>> start Supplied data
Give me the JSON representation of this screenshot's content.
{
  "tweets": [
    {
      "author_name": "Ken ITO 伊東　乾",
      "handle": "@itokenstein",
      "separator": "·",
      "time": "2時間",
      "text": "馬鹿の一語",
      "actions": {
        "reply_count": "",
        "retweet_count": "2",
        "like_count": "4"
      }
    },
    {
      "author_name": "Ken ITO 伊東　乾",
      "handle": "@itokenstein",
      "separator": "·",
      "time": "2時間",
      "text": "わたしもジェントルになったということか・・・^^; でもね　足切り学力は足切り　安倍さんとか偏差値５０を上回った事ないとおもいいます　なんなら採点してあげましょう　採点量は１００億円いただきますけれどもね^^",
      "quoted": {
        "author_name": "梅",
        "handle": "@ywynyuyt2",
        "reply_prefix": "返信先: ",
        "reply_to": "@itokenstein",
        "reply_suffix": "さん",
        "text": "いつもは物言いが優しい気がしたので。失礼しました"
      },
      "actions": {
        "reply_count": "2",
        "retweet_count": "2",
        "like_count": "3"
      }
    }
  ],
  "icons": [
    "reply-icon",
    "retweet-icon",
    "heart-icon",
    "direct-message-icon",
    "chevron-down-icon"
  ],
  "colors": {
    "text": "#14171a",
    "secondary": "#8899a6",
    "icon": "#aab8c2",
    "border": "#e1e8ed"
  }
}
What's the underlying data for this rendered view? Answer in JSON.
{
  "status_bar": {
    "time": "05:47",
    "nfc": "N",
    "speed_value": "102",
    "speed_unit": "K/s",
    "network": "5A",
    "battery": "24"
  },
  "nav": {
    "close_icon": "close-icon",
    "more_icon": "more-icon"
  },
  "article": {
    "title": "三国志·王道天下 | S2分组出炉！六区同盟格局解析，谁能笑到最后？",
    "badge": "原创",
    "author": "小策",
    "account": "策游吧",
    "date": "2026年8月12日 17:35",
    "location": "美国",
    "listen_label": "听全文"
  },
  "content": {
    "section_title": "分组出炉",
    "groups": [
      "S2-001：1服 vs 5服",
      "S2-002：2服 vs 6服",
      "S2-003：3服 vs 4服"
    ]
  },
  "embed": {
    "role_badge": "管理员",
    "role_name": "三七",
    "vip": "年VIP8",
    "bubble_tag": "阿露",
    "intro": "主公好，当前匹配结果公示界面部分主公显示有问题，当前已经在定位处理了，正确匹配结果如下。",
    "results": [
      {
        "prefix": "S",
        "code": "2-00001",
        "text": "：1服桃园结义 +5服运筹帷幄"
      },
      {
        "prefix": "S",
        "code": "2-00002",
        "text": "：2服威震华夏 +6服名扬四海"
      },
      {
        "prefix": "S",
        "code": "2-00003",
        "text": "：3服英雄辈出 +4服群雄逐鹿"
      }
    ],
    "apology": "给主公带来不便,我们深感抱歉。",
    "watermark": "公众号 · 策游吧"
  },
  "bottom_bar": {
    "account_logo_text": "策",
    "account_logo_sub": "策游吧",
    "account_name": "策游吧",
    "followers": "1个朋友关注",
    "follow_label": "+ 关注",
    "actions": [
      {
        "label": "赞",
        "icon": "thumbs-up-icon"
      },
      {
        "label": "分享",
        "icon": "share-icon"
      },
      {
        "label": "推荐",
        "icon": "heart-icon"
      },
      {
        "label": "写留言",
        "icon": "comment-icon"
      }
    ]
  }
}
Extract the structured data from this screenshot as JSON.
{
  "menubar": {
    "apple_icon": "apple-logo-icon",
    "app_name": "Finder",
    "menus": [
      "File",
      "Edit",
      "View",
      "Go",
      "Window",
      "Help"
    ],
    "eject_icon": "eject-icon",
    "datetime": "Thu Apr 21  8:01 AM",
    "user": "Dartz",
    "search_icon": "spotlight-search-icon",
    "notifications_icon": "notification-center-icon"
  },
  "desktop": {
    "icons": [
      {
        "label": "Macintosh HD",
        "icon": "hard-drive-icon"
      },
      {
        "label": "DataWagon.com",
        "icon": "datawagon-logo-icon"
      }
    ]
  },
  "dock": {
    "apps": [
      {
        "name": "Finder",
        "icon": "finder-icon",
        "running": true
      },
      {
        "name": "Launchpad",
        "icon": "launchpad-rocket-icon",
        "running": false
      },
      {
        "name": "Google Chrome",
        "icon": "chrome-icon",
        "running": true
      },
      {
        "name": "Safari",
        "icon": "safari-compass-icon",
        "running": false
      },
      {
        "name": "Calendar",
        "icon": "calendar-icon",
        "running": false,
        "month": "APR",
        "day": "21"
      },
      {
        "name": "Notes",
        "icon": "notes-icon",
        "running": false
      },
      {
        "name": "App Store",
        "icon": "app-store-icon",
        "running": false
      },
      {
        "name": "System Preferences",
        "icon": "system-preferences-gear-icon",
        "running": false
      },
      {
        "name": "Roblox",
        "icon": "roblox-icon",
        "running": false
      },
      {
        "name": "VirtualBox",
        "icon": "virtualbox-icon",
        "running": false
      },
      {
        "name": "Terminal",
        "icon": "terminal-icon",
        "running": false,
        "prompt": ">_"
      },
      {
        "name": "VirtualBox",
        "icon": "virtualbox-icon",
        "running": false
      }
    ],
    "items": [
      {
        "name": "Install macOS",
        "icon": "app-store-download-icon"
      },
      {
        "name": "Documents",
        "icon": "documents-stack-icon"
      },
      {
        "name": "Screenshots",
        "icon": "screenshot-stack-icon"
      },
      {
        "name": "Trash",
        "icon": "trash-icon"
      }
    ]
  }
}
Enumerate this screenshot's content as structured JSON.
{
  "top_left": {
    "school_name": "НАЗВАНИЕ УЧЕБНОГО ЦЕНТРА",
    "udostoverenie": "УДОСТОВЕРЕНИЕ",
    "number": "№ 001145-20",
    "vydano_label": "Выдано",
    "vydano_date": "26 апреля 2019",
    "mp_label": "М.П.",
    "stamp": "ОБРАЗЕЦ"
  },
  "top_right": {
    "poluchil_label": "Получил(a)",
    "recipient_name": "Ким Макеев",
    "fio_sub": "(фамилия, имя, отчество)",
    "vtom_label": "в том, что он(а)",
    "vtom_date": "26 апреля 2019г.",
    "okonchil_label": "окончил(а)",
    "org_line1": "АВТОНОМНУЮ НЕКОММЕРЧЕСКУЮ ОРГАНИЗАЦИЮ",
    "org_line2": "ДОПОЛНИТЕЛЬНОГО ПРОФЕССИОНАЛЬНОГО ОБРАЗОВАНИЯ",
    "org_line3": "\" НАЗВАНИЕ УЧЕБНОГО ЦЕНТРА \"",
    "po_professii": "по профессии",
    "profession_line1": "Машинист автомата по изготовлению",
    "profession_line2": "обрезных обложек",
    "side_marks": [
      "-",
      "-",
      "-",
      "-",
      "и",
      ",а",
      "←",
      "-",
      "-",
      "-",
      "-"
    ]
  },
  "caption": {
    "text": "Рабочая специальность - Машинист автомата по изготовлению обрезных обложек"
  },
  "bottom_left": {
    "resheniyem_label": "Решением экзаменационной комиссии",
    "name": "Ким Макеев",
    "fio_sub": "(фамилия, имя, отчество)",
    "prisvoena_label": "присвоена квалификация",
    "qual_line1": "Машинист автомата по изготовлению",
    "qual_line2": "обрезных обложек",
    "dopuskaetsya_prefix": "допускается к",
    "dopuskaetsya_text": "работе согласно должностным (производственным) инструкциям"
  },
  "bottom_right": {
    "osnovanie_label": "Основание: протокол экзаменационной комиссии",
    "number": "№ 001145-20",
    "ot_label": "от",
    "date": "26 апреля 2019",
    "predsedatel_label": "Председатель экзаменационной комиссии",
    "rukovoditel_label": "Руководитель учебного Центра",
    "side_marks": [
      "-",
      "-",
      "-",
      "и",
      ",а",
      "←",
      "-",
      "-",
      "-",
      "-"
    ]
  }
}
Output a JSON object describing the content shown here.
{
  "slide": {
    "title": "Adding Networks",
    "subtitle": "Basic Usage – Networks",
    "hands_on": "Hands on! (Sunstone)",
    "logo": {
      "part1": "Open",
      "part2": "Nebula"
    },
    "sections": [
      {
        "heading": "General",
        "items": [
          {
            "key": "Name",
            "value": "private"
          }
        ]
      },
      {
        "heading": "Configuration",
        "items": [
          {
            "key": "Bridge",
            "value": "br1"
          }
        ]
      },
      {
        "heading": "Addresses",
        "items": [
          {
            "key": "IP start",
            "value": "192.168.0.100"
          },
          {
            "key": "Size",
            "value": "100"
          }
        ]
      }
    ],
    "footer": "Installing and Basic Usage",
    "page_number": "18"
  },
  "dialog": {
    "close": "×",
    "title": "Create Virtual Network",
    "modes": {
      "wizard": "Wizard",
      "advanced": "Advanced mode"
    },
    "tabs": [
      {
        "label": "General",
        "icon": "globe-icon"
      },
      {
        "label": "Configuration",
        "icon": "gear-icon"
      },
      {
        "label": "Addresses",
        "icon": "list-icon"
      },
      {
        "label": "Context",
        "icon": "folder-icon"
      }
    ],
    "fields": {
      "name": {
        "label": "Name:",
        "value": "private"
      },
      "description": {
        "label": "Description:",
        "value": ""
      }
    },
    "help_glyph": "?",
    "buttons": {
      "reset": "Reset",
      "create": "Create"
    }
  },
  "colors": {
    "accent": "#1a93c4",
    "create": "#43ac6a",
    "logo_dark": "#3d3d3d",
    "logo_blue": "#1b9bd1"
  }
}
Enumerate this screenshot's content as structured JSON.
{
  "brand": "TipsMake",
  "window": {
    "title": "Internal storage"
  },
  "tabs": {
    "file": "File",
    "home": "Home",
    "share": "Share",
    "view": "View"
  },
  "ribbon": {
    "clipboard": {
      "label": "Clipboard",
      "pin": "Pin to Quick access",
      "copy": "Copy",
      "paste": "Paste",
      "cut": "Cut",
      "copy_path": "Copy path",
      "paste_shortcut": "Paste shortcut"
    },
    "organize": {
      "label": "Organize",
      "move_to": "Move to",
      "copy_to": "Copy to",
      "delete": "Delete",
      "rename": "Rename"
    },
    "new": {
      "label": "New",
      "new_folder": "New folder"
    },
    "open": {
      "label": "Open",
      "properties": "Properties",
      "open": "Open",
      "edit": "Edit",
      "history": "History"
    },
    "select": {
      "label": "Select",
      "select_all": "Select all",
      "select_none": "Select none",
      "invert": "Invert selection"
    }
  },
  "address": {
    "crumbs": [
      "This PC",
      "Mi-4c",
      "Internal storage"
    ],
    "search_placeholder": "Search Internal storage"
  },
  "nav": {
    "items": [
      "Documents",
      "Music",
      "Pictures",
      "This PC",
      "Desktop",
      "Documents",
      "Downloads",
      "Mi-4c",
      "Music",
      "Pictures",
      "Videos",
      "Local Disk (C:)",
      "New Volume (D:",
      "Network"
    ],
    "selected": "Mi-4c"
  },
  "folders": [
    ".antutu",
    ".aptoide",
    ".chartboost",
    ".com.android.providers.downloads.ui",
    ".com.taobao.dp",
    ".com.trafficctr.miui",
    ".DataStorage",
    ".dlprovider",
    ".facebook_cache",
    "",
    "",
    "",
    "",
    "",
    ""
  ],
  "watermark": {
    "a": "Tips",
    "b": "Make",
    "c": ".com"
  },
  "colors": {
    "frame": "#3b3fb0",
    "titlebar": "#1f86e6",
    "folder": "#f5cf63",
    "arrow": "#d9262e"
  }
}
>> end Supplied data
◆ Aim: Reproduce each line of the material containing the word "автомата".

◆ Solved problem:
    "profession_line1": "Машинист автомата по изготовлению",
    "text": "Рабочая специальность - Машинист автомата по изготовлению обрезных обложек"
    "qual_line1": "Машинист автомата по изготовлению",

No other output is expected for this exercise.